Copy every record word for word.

● Records supplied:
*****
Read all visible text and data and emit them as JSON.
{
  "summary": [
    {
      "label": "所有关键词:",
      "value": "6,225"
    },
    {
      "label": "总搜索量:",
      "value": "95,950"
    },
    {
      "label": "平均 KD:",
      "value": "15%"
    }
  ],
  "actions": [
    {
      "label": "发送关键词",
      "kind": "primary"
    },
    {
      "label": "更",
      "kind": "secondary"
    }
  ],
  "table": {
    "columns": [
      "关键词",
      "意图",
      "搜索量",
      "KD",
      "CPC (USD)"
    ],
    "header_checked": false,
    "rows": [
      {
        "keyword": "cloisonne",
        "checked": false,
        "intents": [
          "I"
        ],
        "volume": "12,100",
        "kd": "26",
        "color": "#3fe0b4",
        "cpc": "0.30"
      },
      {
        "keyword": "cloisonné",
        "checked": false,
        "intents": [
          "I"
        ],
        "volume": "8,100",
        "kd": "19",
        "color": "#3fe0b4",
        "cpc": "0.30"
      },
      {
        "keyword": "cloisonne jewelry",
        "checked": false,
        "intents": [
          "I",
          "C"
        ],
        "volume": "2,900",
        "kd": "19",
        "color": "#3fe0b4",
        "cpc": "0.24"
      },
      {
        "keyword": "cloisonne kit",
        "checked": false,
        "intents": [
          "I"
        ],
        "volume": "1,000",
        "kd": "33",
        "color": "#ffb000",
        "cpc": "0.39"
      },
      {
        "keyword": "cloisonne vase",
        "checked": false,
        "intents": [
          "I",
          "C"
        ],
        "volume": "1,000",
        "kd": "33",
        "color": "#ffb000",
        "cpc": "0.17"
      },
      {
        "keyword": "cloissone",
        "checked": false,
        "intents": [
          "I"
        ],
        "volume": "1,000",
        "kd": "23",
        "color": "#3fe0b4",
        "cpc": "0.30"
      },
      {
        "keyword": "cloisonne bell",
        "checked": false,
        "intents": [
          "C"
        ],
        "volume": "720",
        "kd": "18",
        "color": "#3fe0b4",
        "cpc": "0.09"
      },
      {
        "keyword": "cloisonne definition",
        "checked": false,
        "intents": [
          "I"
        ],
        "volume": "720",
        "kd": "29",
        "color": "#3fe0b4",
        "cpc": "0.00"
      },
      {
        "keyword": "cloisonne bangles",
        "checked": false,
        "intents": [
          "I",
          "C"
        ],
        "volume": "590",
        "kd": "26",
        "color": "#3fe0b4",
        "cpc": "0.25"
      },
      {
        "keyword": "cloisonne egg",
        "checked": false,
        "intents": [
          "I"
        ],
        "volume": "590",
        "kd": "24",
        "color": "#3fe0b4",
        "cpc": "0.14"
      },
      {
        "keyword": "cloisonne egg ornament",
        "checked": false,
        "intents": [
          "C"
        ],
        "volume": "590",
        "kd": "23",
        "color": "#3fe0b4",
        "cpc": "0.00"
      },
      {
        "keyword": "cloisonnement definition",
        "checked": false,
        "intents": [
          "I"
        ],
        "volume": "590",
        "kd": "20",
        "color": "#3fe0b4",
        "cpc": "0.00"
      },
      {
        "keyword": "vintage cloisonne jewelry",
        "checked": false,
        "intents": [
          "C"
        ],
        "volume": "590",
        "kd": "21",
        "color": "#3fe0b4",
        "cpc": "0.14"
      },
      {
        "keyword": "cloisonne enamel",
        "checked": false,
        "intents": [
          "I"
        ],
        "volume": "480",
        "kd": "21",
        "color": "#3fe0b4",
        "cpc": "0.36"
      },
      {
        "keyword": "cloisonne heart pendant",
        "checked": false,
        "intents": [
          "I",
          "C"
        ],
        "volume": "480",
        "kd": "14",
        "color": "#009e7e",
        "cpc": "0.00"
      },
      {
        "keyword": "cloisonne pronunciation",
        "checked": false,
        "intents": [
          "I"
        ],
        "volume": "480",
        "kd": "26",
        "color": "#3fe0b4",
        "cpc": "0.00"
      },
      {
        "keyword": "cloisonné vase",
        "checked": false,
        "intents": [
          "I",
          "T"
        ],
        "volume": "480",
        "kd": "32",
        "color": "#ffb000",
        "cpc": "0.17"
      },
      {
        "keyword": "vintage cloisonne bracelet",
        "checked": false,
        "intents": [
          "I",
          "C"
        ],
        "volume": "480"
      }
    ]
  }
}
*****
● Exercise result:
Read all visible text and data and emit them as JSON.
{
  "summary": [
    {
      "label": "所有关键词:",
      "value": "6,225"
    },
    {
      "label": "总搜索量:",
      "value": "95,950"
    },
    {
      "label": "平均 KD:",
      "value": "15%"
    }
  ],
  "actions": [
    {
      "label": "发送关键词",
      "kind": "primary"
    },
    {
      "label": "更",
      "kind": "secondary"
    }
  ],
  "table": {
    "columns": [
      "关键词",
      "意图",
      "搜索量",
      "KD",
      "CPC (USD)"
    ],
    "header_checked": false,
    "rows": [
      {
        "keyword": "cloisonne",
        "checked": false,
        "intents": [
          "I"
        ],
        "volume": "12,100",
        "kd": "26",
        "color": "#3fe0b4",
        "cpc": "0.30"
      },
      {
        "keyword": "cloisonné",
        "checked": false,
        "intents": [
          "I"
        ],
        "volume": "8,100",
        "kd": "19",
        "color": "#3fe0b4",
        "cpc": "0.30"
      },
      {
        "keyword": "cloisonne jewelry",
        "checked": false,
        "intents": [
          "I",
          "C"
        ],
        "volume": "2,900",
        "kd": "19",
        "color": "#3fe0b4",
        "cpc": "0.24"
      },
      {
        "keyword": "cloisonne kit",
        "checked": false,
        "intents": [
          "I"
        ],
        "volume": "1,000",
        "kd": "33",
        "color": "#ffb000",
        "cpc": "0.39"
      },
      {
        "keyword": "cloisonne vase",
        "checked": false,
        "intents": [
          "I",
          "C"
        ],
        "volume": "1,000",
        "kd": "33",
        "color": "#ffb000",
        "cpc": "0.17"
      },
      {
        "keyword": "cloissone",
        "checked": false,
        "intents": [
          "I"
        ],
        "volume": "1,000",
        "kd": "23",
        "color": "#3fe0b4",
        "cpc": "0.30"
      },
      {
        "keyword": "cloisonne bell",
        "checked": false,
        "intents": [
          "C"
        ],
        "volume": "720",
        "kd": "18",
        "color": "#3fe0b4",
        "cpc": "0.09"
      },
      {
        "keyword": "cloisonne definition",
        "checked": false,
        "intents": [
          "I"
        ],
        "volume": "720",
        "kd": "29",
        "color": "#3fe0b4",
        "cpc": "0.00"
      },
      {
        "keyword": "cloisonne bangles",
        "checked": false,
        "intents": [
          "I",
          "C"
        ],
        "volume": "590",
        "kd": "26",
        "color": "#3fe0b4",
        "cpc": "0.25"
      },
      {
        "keyword": "cloisonne egg",
        "checked": false,
        "intents": [
          "I"
        ],
        "volume": "590",
        "kd": "24",
        "color": "#3fe0b4",
        "cpc": "0.14"
      },
      {
        "keyword": "cloisonne egg ornament",
        "checked": false,
        "intents": [
          "C"
        ],
        "volume": "590",
        "kd": "23",
        "color": "#3fe0b4",
        "cpc": "0.00"
      },
      {
        "keyword": "cloisonnement definition",
        "checked": false,
        "intents": [
          "I"
        ],
        "volume": "590",
        "kd": "20",
        "color": "#3fe0b4",
        "cpc": "0.00"
      },
      {
        "keyword": "vintage cloisonne jewelry",
        "checked": false,
        "intents": [
          "C"
        ],
        "volume": "590",
        "kd": "21",
        "color": "#3fe0b4",
        "cpc": "0.14"
      },
      {
        "keyword": "cloisonne enamel",
        "checked": false,
        "intents": [
          "I"
        ],
        "volume": "480",
        "kd": "21",
        "color": "#3fe0b4",
        "cpc": "0.36"
      },
      {
        "keyword": "cloisonne heart pendant",
        "checked": false,
        "intents": [
          "I",
          "C"
        ],
        "volume": "480",
        "kd": "14",
        "color": "#009e7e",
        "cpc": "0.00"
      },
      {
        "keyword": "cloisonne pronunciation",
        "checked": false,
        "intents": [
          "I"
        ],
        "volume": "480",
        "kd": "26",
        "color": "#3fe0b4",
        "cpc": "0.00"
      },
      {
        "keyword": "cloisonné vase",
        "checked": false,
        "intents": [
          "I",
          "T"
        ],
        "volume": "480",
        "kd": "32",
        "color": "#ffb000",
        "cpc": "0.17"
      },
      {
        "keyword": "vintage cloisonne bracelet",
        "checked": false,
        "intents": [
          "I",
          "C"
        ],
        "volume": "480"
      }
    ]
  }
}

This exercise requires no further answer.